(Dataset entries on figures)
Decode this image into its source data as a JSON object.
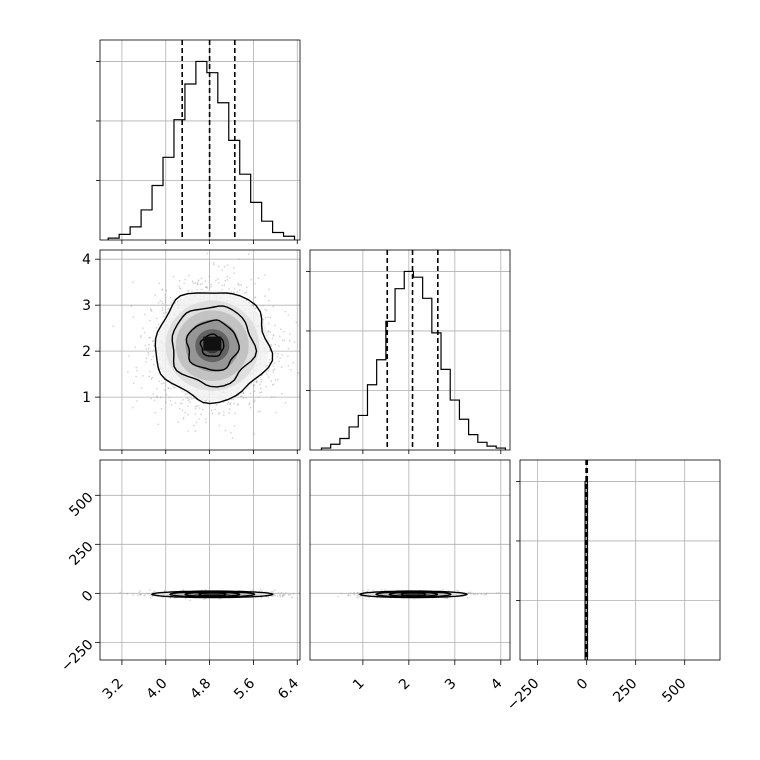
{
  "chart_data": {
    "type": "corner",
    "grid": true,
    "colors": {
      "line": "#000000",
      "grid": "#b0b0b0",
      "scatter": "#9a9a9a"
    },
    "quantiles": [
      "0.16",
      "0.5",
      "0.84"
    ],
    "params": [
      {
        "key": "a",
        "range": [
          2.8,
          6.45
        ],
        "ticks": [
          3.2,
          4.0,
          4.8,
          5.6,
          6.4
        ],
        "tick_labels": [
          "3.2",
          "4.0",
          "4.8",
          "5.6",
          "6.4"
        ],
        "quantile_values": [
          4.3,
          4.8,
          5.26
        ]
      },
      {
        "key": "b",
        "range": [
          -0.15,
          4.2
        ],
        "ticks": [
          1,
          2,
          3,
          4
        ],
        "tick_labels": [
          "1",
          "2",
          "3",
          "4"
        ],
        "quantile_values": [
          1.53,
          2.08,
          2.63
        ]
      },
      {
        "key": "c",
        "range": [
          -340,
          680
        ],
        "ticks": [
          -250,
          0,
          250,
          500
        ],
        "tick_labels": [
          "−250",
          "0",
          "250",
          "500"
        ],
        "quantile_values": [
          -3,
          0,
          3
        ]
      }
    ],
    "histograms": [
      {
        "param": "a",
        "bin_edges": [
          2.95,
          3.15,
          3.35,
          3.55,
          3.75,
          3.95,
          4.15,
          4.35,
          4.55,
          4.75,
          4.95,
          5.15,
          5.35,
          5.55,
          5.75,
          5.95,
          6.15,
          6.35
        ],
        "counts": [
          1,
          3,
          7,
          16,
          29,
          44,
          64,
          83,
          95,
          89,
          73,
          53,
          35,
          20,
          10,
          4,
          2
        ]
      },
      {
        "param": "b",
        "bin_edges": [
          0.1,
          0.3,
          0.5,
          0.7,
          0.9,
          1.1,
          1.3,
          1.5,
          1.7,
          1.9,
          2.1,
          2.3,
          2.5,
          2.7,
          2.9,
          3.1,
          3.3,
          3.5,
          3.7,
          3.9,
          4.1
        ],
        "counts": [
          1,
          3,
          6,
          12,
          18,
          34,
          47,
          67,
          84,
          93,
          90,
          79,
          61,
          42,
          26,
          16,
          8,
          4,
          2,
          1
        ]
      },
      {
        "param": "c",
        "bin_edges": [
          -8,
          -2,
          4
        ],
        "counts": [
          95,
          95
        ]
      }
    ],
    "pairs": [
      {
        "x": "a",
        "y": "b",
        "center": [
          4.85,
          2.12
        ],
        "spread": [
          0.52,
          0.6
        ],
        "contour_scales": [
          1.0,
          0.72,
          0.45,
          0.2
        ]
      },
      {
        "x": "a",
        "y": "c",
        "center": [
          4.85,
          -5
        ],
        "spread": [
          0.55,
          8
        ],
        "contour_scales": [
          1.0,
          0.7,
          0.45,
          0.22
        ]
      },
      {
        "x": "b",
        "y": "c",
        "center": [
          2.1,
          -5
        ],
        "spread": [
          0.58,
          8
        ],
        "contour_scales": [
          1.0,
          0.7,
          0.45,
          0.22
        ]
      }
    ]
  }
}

==

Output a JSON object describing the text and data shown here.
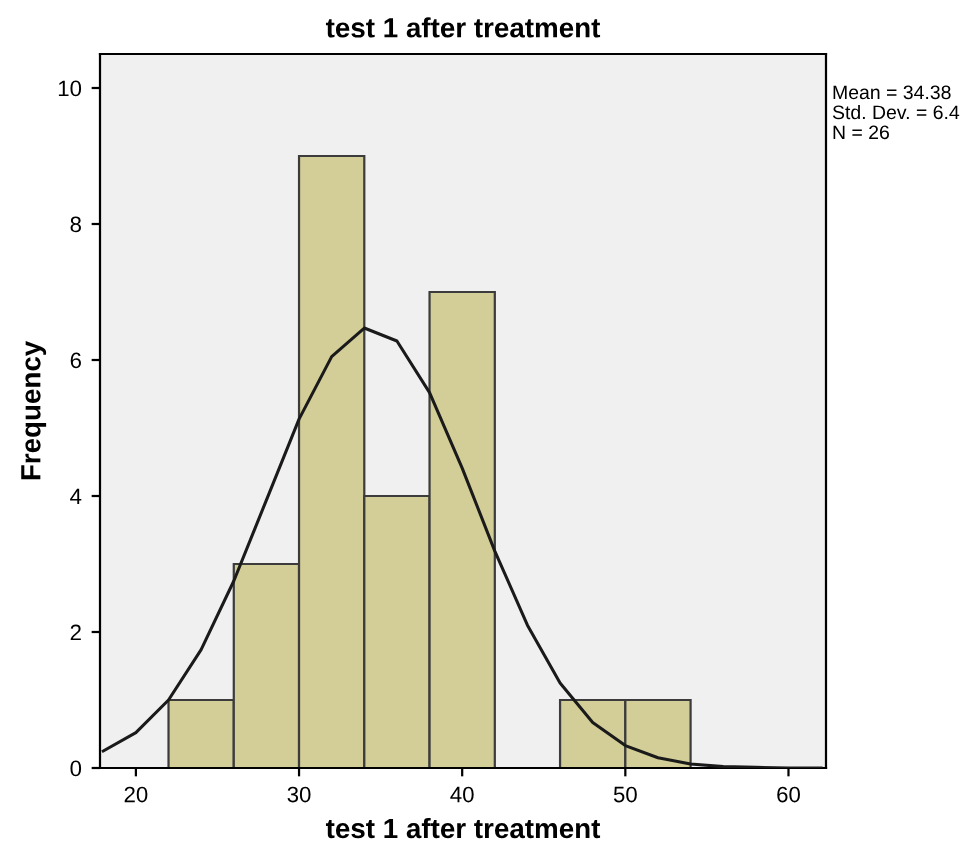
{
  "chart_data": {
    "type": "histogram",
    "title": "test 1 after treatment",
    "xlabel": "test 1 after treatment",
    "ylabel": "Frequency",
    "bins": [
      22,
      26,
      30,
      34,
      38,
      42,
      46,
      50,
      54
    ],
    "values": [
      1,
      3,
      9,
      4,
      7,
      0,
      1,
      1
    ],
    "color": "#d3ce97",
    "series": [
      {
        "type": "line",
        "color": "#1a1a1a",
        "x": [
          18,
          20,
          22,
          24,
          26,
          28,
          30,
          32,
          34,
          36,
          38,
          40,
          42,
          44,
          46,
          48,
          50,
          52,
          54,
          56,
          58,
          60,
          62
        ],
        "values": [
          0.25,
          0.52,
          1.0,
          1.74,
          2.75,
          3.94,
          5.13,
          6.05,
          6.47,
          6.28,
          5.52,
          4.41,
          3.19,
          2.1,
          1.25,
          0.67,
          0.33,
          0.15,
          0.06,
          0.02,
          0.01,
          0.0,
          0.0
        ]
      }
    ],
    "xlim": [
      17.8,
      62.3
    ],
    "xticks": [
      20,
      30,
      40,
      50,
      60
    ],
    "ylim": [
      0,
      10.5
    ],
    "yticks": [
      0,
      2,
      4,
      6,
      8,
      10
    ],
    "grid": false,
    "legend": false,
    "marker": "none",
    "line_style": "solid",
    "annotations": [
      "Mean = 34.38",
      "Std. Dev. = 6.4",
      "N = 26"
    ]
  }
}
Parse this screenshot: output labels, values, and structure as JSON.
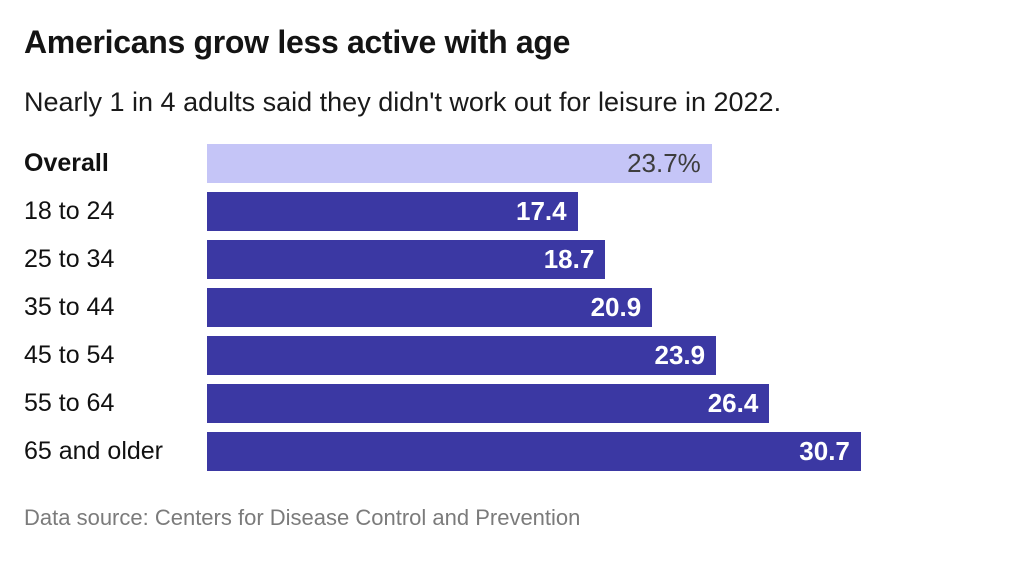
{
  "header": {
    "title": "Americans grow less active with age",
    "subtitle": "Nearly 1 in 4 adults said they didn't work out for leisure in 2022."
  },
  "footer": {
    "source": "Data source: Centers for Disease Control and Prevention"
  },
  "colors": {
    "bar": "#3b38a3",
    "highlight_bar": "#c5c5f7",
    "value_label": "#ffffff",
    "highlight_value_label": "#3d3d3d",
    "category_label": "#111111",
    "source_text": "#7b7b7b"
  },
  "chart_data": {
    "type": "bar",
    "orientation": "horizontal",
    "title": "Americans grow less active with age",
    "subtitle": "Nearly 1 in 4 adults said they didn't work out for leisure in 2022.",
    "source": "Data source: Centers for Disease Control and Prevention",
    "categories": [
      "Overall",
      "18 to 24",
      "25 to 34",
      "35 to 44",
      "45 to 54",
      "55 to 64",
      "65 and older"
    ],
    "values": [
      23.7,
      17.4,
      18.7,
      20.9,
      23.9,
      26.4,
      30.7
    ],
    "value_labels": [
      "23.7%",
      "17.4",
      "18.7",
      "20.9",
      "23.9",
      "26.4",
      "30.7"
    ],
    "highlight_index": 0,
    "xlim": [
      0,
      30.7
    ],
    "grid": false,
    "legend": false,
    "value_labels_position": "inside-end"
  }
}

§ **EXERCISE TASK**:
From the records above, pull out every line containing the word "Centers".

§ **CORRECT RESPONSE**:
    "source": "Data source: Centers for Disease Control and Prevention"
    "source": "Data source: Centers for Disease Control and Prevention",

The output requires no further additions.